• THE PROBLEM
State the number of lines in these records holding "icon". Say nothing more.

• MATERIAL SHOWN
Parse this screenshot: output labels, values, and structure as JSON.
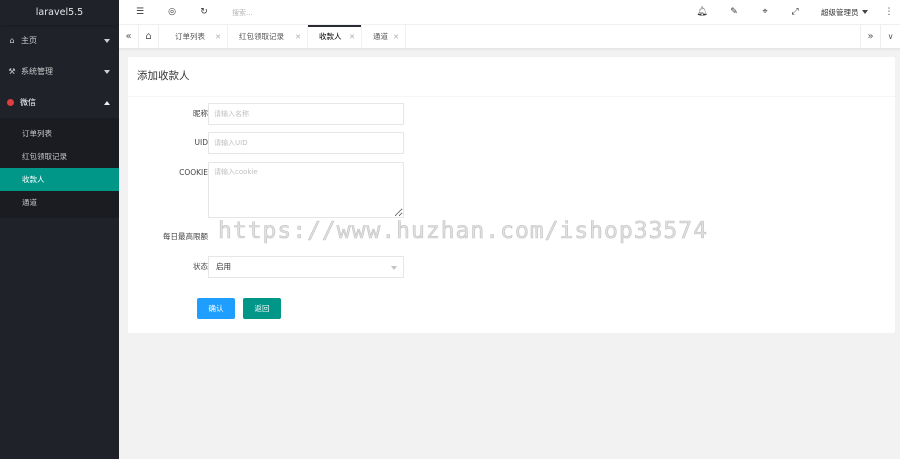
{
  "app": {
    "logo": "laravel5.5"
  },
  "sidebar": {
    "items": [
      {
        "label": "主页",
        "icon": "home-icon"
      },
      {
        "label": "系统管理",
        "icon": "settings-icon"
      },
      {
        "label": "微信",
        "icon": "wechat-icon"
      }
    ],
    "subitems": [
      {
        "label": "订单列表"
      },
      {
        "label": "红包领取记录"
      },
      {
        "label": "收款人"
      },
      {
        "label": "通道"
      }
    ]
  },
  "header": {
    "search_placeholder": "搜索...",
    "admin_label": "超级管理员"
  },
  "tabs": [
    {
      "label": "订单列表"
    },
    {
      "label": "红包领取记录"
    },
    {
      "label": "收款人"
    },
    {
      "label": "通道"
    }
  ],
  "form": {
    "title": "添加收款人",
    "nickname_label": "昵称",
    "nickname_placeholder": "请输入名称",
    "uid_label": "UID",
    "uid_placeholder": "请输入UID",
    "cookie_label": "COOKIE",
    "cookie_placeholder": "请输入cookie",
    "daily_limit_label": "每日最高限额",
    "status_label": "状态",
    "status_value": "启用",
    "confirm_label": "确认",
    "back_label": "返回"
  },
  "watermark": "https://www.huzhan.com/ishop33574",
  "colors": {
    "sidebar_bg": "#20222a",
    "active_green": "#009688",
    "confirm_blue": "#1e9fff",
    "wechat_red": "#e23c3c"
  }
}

* * *

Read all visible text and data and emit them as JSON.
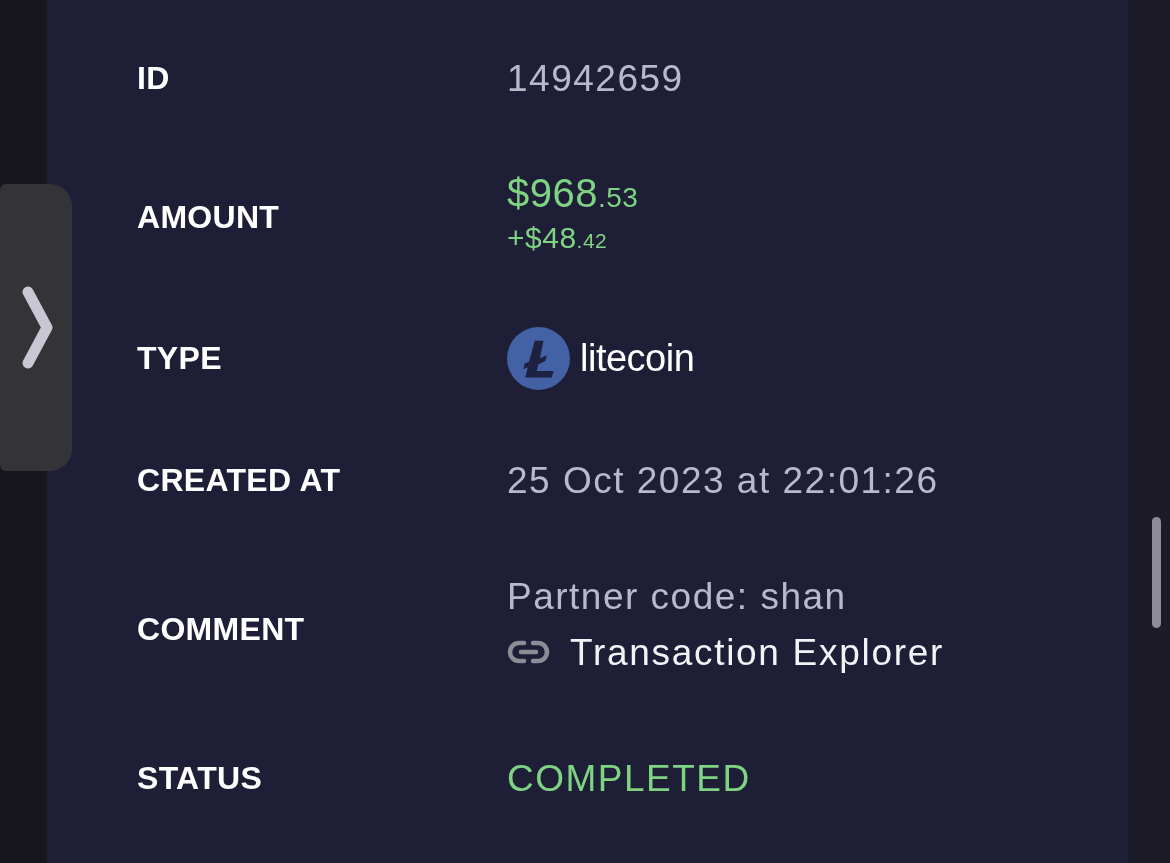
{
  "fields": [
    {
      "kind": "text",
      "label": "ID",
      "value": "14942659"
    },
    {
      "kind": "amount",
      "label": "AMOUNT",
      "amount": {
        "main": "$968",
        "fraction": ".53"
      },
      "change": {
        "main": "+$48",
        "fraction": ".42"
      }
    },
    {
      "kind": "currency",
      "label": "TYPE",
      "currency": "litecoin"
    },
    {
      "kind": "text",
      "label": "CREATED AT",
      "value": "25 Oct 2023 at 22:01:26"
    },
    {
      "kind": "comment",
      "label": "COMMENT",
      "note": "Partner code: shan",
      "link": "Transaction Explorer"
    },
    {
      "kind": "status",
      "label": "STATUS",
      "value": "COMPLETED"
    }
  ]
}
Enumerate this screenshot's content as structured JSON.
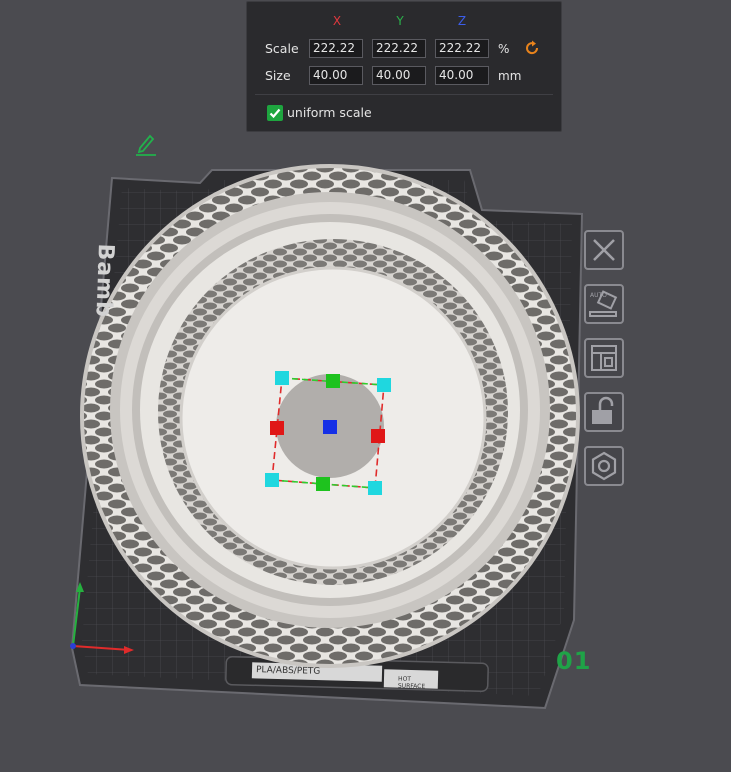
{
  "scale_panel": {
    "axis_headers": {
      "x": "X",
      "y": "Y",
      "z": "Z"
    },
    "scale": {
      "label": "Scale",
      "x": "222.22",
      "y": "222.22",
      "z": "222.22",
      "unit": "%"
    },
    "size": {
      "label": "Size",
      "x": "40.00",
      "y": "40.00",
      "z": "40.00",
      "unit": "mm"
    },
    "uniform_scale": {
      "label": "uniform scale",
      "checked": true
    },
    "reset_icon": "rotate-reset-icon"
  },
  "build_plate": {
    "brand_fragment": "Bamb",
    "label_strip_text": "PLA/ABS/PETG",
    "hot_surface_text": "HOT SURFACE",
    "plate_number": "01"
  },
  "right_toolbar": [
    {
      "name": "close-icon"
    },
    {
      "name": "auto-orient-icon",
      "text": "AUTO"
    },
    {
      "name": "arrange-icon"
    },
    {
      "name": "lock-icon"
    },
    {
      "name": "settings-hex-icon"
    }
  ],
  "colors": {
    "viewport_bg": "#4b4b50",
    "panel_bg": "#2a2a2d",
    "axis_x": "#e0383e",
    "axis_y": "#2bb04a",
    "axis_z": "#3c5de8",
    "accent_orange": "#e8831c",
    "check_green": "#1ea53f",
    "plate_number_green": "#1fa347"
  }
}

==

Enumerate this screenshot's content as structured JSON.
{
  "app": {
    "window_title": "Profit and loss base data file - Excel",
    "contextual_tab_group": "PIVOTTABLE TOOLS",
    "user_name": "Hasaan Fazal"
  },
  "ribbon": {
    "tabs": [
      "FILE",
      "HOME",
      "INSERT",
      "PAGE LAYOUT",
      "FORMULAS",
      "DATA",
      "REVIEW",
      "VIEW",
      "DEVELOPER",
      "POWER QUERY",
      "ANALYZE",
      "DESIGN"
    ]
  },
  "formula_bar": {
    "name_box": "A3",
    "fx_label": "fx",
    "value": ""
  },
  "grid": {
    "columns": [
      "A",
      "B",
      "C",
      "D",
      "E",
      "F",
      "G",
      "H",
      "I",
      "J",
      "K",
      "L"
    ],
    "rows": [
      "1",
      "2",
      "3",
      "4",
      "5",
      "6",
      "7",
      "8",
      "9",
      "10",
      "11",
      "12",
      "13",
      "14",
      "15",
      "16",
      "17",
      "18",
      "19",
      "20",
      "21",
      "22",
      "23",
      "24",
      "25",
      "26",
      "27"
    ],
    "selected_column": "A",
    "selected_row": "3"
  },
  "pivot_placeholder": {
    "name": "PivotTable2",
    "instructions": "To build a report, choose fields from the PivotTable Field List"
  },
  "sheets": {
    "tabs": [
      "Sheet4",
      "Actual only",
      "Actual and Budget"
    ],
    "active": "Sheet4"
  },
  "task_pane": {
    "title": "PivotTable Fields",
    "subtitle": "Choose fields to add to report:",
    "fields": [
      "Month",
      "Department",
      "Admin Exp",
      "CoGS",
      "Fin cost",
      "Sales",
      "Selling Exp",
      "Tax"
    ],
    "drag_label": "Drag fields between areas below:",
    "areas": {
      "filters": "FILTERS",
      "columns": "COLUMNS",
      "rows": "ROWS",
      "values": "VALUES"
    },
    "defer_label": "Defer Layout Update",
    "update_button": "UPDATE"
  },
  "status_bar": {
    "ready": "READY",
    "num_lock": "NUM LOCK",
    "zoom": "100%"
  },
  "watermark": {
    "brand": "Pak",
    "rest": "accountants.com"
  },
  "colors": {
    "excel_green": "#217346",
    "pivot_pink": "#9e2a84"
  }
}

• RESULT BELOW
9